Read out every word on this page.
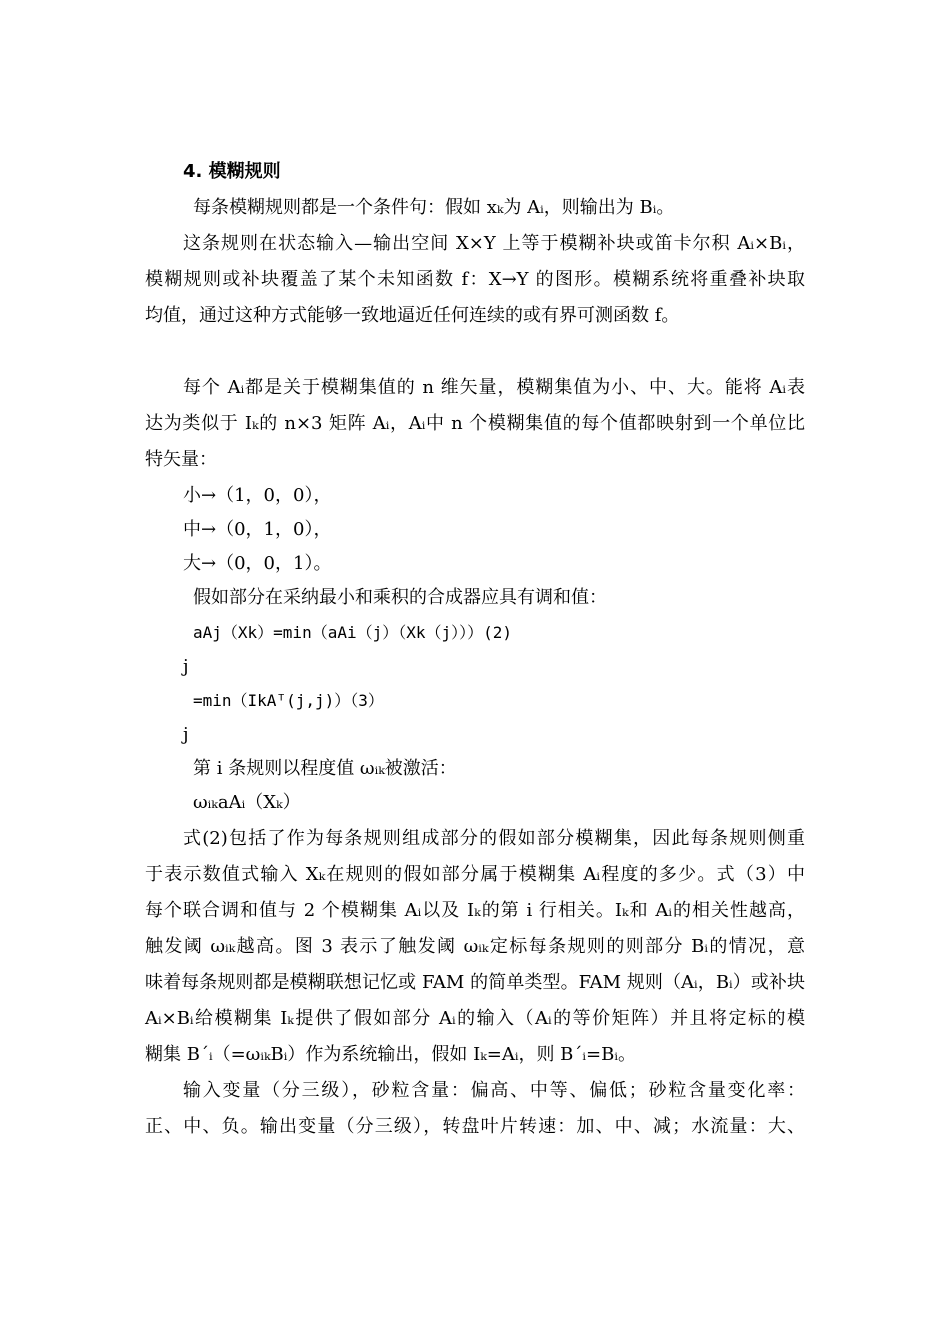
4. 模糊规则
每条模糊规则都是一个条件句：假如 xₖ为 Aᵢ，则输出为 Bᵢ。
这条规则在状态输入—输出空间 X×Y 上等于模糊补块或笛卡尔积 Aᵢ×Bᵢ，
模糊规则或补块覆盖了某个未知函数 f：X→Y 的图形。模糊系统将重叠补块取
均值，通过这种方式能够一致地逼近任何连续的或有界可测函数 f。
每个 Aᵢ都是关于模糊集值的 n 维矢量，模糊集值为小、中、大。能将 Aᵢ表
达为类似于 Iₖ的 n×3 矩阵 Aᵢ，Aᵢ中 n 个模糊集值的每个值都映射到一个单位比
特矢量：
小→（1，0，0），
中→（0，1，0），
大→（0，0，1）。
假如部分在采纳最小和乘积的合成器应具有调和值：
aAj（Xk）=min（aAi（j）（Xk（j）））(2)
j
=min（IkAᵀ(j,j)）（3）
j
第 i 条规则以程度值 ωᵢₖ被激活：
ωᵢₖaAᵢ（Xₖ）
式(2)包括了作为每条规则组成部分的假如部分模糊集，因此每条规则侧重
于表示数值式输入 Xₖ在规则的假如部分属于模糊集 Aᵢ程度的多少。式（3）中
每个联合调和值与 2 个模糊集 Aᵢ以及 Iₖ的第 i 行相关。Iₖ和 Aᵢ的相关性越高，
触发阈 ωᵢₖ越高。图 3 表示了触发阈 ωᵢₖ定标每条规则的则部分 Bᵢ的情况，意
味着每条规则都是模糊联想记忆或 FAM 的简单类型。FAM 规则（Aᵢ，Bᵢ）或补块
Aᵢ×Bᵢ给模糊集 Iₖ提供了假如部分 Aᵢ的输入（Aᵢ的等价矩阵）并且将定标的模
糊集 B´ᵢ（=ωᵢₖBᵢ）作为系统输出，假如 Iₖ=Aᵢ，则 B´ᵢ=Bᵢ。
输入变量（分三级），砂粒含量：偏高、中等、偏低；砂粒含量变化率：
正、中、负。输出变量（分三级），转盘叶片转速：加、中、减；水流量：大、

********************

* **Written task**: Write the records out again in full, exactly, and skip every picture.

* **Written reply**:
Read out every word on this page.
4. 模糊规则
每条模糊规则都是一个条件句：假如 xₖ为 Aᵢ，则输出为 Bᵢ。
这条规则在状态输入—输出空间 X×Y 上等于模糊补块或笛卡尔积 Aᵢ×Bᵢ，
模糊规则或补块覆盖了某个未知函数 f：X→Y 的图形。模糊系统将重叠补块取
均值，通过这种方式能够一致地逼近任何连续的或有界可测函数 f。
每个 Aᵢ都是关于模糊集值的 n 维矢量，模糊集值为小、中、大。能将 Aᵢ表
达为类似于 Iₖ的 n×3 矩阵 Aᵢ，Aᵢ中 n 个模糊集值的每个值都映射到一个单位比
特矢量：
小→（1，0，0），
中→（0，1，0），
大→（0，0，1）。
假如部分在采纳最小和乘积的合成器应具有调和值：
aAj（Xk）=min（aAi（j）（Xk（j）））(2)
j
=min（IkAᵀ(j,j)）（3）
j
第 i 条规则以程度值 ωᵢₖ被激活：
ωᵢₖaAᵢ（Xₖ）
式(2)包括了作为每条规则组成部分的假如部分模糊集，因此每条规则侧重
于表示数值式输入 Xₖ在规则的假如部分属于模糊集 Aᵢ程度的多少。式（3）中
每个联合调和值与 2 个模糊集 Aᵢ以及 Iₖ的第 i 行相关。Iₖ和 Aᵢ的相关性越高，
触发阈 ωᵢₖ越高。图 3 表示了触发阈 ωᵢₖ定标每条规则的则部分 Bᵢ的情况，意
味着每条规则都是模糊联想记忆或 FAM 的简单类型。FAM 规则（Aᵢ，Bᵢ）或补块
Aᵢ×Bᵢ给模糊集 Iₖ提供了假如部分 Aᵢ的输入（Aᵢ的等价矩阵）并且将定标的模
糊集 B´ᵢ（=ωᵢₖBᵢ）作为系统输出，假如 Iₖ=Aᵢ，则 B´ᵢ=Bᵢ。
输入变量（分三级），砂粒含量：偏高、中等、偏低；砂粒含量变化率：
正、中、负。输出变量（分三级），转盘叶片转速：加、中、减；水流量：大、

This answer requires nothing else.